### Text section
--
Personal information
- Full name: Diego Fabián Polenta Musetti
- Date of birth: 6 February 1992 (age 34)
- Place of birth: Montevideo, Uruguay
- Height: 1.85 m (6 ft 1 in)
- Position: Centre-back

Youth career
- Danubio
- 2008–2011: Genoa

Senior career*
- Years: Team / Apps / (Gls)
- 2011–2015: Genoa / 1 / (0)
- 2011–2014: → Bari (loan) / 86 / (5)
- 2014–2015: → Nacional (loan) / 28 / (0)
- 2015–2018: Nacional / 108 / (7)
- 2019–2020: LA Galaxy / 32 / (1)
- 2020–2021: Olimpia / 25 / (1)
- 2021–2022: Nacional / 14 / (0)
- 2022–2023: Cerro Largo / 0 / (0)
- 2022: → Unión (loan) / 38 / (2)
- 2023–2025: Nacional / 28 / (2)

International career
- 2007: Uruguay U15 / 12 / (3)
- 2008–2009: Uruguay U17 / 20 / (0)
- 2011: Uruguay U20 / 16 / (3)
- 2012: Uruguay Olympic / 1 / (0)

= Diego Polenta =

Uruguayan footballer (born 1992)

Diego Fabián Polenta Musetti (/es/; born 6 February 1992) is a Uruguayan former professional footballer who played as a centre-back.

Polenta has been named in Uruguay's senior team several times, but remained uncapped.

==Club career==

===Early career===
Born in Montevideo, Uruguay, Polenta started his career at his hometown club Danubio, in youth categories. His abilities impressed the Italian club Genoa, and he was moved to the club in July 2008.

===Genoa C.F.C.===
He spent the whole 2009-10 season with the Primavera team. In the 2010-11 season he was included on the first team squad, with the 35 jersey.

On 30 April 2011, he made his first team debut, against Napoli, after came off the bench to replace Giandomenico Mesto.

===A.S. Bari===
On 29 August 2011, he signed a season-long loan deal with the Serie B club Bari in order to gain first team football experience. After a successful stay that loan deal was extended by one year on 21 August 2012. He stayed with Bari until 2014.

===Nacional===
In 2014 he joined Uruguayan side Nacional originally on loan, winning the Uruguayan Primera División during 2014–15. Where he won Defensive Player Of The Year award for the Uruguayan Primera División. He won his second title in 2016, with the Nacional winning the 2016 Uruguayan Primera División.

He subsequently became the Captain of Nacional. In July 2017 he won the Torneo Intermedio Final.

In July 2018, with Polenta's contract expiring at Nacional at the end of June 2018, Spanish Newspaper El País, reported that Polenta had received contract offers from Mexican side Club Atlas, Saudi Arabian side Al-Ittihad and English side Leeds United, with the player taking time to consider the proposals.

===LA Galaxy===
On 7 February 2019, Polenta joined MLS club LA Galaxy. On April 19 he scored his first goal for the club, a late winner against Houston Dynamo.

On 4 March 2025, Polenta officially announced his retirement from professional football.
--
### Supplied material
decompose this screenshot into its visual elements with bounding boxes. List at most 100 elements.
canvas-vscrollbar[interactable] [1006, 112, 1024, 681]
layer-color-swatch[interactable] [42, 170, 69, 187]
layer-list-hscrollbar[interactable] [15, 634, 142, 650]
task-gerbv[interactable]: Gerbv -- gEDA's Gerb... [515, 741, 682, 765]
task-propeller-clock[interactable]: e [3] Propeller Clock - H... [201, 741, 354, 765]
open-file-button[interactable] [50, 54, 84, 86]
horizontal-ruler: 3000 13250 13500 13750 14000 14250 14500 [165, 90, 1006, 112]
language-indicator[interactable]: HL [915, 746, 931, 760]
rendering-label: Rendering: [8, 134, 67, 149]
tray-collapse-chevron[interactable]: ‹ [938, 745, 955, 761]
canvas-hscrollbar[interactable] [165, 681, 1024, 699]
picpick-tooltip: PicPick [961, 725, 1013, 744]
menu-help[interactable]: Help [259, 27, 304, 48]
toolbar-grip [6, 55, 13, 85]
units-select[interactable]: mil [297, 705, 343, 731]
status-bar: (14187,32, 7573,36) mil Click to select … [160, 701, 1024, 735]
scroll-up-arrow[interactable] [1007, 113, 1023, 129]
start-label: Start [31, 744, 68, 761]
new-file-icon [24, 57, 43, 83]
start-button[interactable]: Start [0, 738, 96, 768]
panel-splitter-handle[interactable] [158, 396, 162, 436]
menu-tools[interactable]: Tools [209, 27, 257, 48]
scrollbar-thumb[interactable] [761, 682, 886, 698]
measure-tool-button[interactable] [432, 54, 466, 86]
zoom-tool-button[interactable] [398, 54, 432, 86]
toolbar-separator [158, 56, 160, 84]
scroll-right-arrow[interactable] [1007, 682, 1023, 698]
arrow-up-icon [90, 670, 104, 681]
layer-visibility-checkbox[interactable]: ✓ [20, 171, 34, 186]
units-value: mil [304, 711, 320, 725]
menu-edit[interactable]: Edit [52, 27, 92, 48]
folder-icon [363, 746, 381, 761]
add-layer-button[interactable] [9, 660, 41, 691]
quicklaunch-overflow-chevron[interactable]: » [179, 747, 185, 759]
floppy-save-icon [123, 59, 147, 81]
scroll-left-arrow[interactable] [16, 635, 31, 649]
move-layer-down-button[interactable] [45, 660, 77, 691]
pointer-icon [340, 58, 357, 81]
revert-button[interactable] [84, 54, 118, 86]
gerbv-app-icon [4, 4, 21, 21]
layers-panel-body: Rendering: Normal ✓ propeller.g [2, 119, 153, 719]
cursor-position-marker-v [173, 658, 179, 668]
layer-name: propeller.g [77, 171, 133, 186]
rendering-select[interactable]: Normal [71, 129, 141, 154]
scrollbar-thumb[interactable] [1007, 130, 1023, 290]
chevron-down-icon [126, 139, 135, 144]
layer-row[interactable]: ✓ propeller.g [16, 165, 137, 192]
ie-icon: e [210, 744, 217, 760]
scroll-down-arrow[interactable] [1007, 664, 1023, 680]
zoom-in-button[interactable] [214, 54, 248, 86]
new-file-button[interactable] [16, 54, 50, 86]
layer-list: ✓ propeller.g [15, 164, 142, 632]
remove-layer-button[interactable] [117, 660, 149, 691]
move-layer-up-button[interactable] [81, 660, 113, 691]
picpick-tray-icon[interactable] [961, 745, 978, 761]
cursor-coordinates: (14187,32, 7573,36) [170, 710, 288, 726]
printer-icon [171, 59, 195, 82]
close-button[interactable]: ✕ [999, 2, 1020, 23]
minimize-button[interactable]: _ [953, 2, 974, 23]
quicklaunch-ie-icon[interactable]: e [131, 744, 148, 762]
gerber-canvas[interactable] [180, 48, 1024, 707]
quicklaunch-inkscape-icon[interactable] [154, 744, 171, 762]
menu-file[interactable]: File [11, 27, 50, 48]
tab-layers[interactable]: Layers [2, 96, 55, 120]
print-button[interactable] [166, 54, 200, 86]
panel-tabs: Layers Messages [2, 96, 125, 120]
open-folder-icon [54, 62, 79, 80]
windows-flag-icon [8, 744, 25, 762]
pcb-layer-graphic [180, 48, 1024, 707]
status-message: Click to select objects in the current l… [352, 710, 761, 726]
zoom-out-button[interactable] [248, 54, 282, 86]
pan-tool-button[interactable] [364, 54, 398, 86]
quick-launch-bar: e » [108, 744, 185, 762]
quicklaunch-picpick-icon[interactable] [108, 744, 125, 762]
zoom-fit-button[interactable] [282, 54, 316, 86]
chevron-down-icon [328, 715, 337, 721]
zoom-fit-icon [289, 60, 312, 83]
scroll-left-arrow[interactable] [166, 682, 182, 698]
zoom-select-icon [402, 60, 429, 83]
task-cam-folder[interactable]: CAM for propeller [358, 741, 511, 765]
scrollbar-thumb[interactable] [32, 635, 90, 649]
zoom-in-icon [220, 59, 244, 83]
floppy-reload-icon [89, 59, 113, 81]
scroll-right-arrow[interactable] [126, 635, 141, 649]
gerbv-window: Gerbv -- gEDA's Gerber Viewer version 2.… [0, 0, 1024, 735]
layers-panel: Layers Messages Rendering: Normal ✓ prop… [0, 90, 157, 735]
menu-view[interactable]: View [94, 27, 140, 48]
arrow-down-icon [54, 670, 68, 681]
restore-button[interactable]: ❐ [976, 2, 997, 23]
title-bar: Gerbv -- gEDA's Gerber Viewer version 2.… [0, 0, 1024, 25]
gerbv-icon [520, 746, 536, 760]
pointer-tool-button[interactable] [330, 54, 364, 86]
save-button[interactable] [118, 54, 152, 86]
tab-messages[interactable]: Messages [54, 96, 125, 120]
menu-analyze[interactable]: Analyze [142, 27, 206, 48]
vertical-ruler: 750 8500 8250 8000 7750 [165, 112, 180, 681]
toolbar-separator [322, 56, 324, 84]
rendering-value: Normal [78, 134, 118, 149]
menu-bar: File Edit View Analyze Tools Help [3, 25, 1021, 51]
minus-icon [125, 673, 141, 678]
--
Transcribe the portion of the Diego Polenta biography between "On 30 April" and "Torneo Intermedio Final.", inclusive, reproducing it word for word.

On 30 April 2011, he made his first team debut, against Napoli, after came off the bench to replace Giandomenico Mesto.

===A.S. Bari===
On 29 August 2011, he signed a season-long loan deal with the Serie B club Bari in order to gain first team football experience. After a successful stay that loan deal was extended by one year on 21 August 2012. He stayed with Bari until 2014.

===Nacional===
In 2014 he joined Uruguayan side Nacional originally on loan, winning the Uruguayan Primera División during 2014–15. Where he won Defensive Player Of The Year award for the Uruguayan Primera División. He won his second title in 2016, with the Nacional winning the 2016 Uruguayan Primera División.

He subsequently became the Captain of Nacional. In July 2017 he won the Torneo Intermedio Final.